*What you need to do:* Reproduce each line exactly, including spacing and punctuation.

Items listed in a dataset
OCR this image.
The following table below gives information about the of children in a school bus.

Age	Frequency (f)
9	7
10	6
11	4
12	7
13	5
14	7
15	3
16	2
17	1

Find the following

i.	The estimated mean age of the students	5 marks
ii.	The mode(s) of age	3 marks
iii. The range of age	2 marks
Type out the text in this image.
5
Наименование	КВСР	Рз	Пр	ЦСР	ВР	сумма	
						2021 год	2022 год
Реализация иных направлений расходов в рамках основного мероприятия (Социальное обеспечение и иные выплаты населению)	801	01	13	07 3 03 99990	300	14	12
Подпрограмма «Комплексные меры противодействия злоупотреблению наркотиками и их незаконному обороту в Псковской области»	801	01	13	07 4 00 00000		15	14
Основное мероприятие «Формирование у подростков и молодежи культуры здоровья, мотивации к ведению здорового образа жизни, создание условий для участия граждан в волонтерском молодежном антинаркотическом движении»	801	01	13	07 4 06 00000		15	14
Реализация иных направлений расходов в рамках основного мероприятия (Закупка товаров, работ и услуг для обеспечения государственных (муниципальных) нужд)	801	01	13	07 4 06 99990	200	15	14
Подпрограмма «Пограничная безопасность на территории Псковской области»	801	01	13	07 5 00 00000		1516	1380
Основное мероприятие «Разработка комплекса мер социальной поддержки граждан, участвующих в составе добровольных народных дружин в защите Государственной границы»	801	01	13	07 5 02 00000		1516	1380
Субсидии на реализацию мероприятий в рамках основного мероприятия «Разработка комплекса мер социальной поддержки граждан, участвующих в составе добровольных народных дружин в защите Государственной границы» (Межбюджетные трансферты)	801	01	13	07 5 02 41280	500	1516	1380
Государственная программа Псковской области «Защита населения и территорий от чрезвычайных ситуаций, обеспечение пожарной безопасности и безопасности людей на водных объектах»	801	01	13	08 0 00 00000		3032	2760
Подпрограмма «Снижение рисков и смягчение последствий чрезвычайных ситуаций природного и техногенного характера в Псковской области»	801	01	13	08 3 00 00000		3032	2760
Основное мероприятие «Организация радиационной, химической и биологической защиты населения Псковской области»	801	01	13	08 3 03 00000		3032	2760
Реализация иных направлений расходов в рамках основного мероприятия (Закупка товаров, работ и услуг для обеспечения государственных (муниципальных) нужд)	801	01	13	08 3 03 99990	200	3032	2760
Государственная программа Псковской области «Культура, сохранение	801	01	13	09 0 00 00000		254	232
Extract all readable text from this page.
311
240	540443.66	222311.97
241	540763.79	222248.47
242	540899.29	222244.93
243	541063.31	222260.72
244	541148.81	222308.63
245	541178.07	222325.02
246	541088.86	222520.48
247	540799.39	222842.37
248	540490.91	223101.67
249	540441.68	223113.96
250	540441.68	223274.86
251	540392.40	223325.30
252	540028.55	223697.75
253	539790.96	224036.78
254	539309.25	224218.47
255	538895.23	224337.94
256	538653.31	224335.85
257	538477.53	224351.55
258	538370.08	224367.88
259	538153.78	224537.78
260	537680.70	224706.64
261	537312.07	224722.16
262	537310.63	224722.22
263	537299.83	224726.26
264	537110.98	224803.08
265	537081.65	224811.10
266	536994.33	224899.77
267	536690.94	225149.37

*Exercise solution:*
OCR this image.
The following table below gives information about the of children in a school bus.

Age	Frequency (f)
9	7
10	6
11	4
12	7
13	5
14	7
15	3
16	2
17	1

Find the following

i.	The estimated mean age of the students	5 marks
ii.	The mode(s) of age	3 marks
iii. The range of age	2 marks
Type out the text in this image.
5
Наименование	КВСР	Рз	Пр	ЦСР	ВР	сумма	
						2021 год	2022 год
Реализация иных направлений расходов в рамках основного мероприятия (Социальное обеспечение и иные выплаты населению)	801	01	13	07 3 03 99990	300	14	12
Подпрограмма «Комплексные меры противодействия злоупотреблению наркотиками и их незаконному обороту в Псковской области»	801	01	13	07 4 00 00000		15	14
Основное мероприятие «Формирование у подростков и молодежи культуры здоровья, мотивации к ведению здорового образа жизни, создание условий для участия граждан в волонтерском молодежном антинаркотическом движении»	801	01	13	07 4 06 00000		15	14
Реализация иных направлений расходов в рамках основного мероприятия (Закупка товаров, работ и услуг для обеспечения государственных (муниципальных) нужд)	801	01	13	07 4 06 99990	200	15	14
Подпрограмма «Пограничная безопасность на территории Псковской области»	801	01	13	07 5 00 00000		1516	1380
Основное мероприятие «Разработка комплекса мер социальной поддержки граждан, участвующих в составе добровольных народных дружин в защите Государственной границы»	801	01	13	07 5 02 00000		1516	1380
Субсидии на реализацию мероприятий в рамках основного мероприятия «Разработка комплекса мер социальной поддержки граждан, участвующих в составе добровольных народных дружин в защите Государственной границы» (Межбюджетные трансферты)	801	01	13	07 5 02 41280	500	1516	1380
Государственная программа Псковской области «Защита населения и территорий от чрезвычайных ситуаций, обеспечение пожарной безопасности и безопасности людей на водных объектах»	801	01	13	08 0 00 00000		3032	2760
Подпрограмма «Снижение рисков и смягчение последствий чрезвычайных ситуаций природного и техногенного характера в Псковской области»	801	01	13	08 3 00 00000		3032	2760
Основное мероприятие «Организация радиационной, химической и биологической защиты населения Псковской области»	801	01	13	08 3 03 00000		3032	2760
Реализация иных направлений расходов в рамках основного мероприятия (Закупка товаров, работ и услуг для обеспечения государственных (муниципальных) нужд)	801	01	13	08 3 03 99990	200	3032	2760
Государственная программа Псковской области «Культура, сохранение	801	01	13	09 0 00 00000		254	232
Extract all readable text from this page.
311
240	540443.66	222311.97
241	540763.79	222248.47
242	540899.29	222244.93
243	541063.31	222260.72
244	541148.81	222308.63
245	541178.07	222325.02
246	541088.86	222520.48
247	540799.39	222842.37
248	540490.91	223101.67
249	540441.68	223113.96
250	540441.68	223274.86
251	540392.40	223325.30
252	540028.55	223697.75
253	539790.96	224036.78
254	539309.25	224218.47
255	538895.23	224337.94
256	538653.31	224335.85
257	538477.53	224351.55
258	538370.08	224367.88
259	538153.78	224537.78
260	537680.70	224706.64
261	537312.07	224722.16
262	537310.63	224722.22
263	537299.83	224726.26
264	537110.98	224803.08
265	537081.65	224811.10
266	536994.33	224899.77
267	536690.94	225149.37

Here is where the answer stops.